* **Available data**

◇ ◇ ◇ ◇

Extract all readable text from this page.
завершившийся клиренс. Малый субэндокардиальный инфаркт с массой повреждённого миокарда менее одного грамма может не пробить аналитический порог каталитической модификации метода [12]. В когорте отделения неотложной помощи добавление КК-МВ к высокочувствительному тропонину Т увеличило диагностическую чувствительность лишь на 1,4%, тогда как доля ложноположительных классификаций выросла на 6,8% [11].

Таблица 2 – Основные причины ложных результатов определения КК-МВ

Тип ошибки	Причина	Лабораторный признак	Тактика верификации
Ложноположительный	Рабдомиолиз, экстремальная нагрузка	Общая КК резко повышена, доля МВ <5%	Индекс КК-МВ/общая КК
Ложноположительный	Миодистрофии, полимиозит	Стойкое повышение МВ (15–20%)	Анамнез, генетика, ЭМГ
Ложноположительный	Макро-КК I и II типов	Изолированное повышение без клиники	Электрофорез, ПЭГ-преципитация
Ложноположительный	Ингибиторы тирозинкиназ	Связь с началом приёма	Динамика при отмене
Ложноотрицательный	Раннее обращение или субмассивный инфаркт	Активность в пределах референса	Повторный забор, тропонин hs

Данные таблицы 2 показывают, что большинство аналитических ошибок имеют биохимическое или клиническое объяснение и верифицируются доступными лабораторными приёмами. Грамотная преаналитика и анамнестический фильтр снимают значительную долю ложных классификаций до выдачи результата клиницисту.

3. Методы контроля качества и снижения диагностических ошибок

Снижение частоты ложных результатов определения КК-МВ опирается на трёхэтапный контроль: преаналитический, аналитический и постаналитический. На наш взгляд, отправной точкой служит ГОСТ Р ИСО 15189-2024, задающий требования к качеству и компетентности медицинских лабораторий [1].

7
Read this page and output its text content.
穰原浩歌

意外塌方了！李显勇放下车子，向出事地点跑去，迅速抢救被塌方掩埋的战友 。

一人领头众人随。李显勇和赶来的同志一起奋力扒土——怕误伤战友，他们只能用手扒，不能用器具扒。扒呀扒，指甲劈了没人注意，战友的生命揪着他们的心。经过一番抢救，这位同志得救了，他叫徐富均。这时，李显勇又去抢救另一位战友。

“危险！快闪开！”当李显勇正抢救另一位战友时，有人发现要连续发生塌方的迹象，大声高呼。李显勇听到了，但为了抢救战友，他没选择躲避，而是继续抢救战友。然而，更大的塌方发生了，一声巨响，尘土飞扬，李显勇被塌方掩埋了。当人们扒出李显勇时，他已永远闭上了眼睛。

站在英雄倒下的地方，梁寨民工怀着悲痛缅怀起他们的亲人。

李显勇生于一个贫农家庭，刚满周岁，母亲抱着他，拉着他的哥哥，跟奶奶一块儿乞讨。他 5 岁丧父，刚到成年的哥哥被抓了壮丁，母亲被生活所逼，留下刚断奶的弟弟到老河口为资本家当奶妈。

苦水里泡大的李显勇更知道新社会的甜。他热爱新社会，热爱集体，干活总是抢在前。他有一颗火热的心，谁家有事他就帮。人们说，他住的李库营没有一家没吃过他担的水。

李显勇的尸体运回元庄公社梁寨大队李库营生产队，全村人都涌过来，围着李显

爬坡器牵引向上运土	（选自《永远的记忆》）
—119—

◇ ◇ ◇ ◇

* **Task details**
Copy out all of the records shown above exactly.

* **Expected answer**
Extract all readable text from this page.
завершившийся клиренс. Малый субэндокардиальный инфаркт с массой повреждённого миокарда менее одного грамма может не пробить аналитический порог каталитической модификации метода [12]. В когорте отделения неотложной помощи добавление КК-МВ к высокочувствительному тропонину Т увеличило диагностическую чувствительность лишь на 1,4%, тогда как доля ложноположительных классификаций выросла на 6,8% [11].

Таблица 2 – Основные причины ложных результатов определения КК-МВ

Тип ошибки	Причина	Лабораторный признак	Тактика верификации
Ложноположительный	Рабдомиолиз, экстремальная нагрузка	Общая КК резко повышена, доля МВ <5%	Индекс КК-МВ/общая КК
Ложноположительный	Миодистрофии, полимиозит	Стойкое повышение МВ (15–20%)	Анамнез, генетика, ЭМГ
Ложноположительный	Макро-КК I и II типов	Изолированное повышение без клиники	Электрофорез, ПЭГ-преципитация
Ложноположительный	Ингибиторы тирозинкиназ	Связь с началом приёма	Динамика при отмене
Ложноотрицательный	Раннее обращение или субмассивный инфаркт	Активность в пределах референса	Повторный забор, тропонин hs

Данные таблицы 2 показывают, что большинство аналитических ошибок имеют биохимическое или клиническое объяснение и верифицируются доступными лабораторными приёмами. Грамотная преаналитика и анамнестический фильтр снимают значительную долю ложных классификаций до выдачи результата клиницисту.

3. Методы контроля качества и снижения диагностических ошибок

Снижение частоты ложных результатов определения КК-МВ опирается на трёхэтапный контроль: преаналитический, аналитический и постаналитический. На наш взгляд, отправной точкой служит ГОСТ Р ИСО 15189-2024, задающий требования к качеству и компетентности медицинских лабораторий [1].

7
Read this page and output its text content.
穰原浩歌

意外塌方了！李显勇放下车子，向出事地点跑去，迅速抢救被塌方掩埋的战友 。

一人领头众人随。李显勇和赶来的同志一起奋力扒土——怕误伤战友，他们只能用手扒，不能用器具扒。扒呀扒，指甲劈了没人注意，战友的生命揪着他们的心。经过一番抢救，这位同志得救了，他叫徐富均。这时，李显勇又去抢救另一位战友。

“危险！快闪开！”当李显勇正抢救另一位战友时，有人发现要连续发生塌方的迹象，大声高呼。李显勇听到了，但为了抢救战友，他没选择躲避，而是继续抢救战友。然而，更大的塌方发生了，一声巨响，尘土飞扬，李显勇被塌方掩埋了。当人们扒出李显勇时，他已永远闭上了眼睛。

站在英雄倒下的地方，梁寨民工怀着悲痛缅怀起他们的亲人。

李显勇生于一个贫农家庭，刚满周岁，母亲抱着他，拉着他的哥哥，跟奶奶一块儿乞讨。他 5 岁丧父，刚到成年的哥哥被抓了壮丁，母亲被生活所逼，留下刚断奶的弟弟到老河口为资本家当奶妈。

苦水里泡大的李显勇更知道新社会的甜。他热爱新社会，热爱集体，干活总是抢在前。他有一颗火热的心，谁家有事他就帮。人们说，他住的李库营没有一家没吃过他担的水。

李显勇的尸体运回元庄公社梁寨大队李库营生产队，全村人都涌过来，围着李显

爬坡器牵引向上运土	（选自《永远的记忆》）
—119—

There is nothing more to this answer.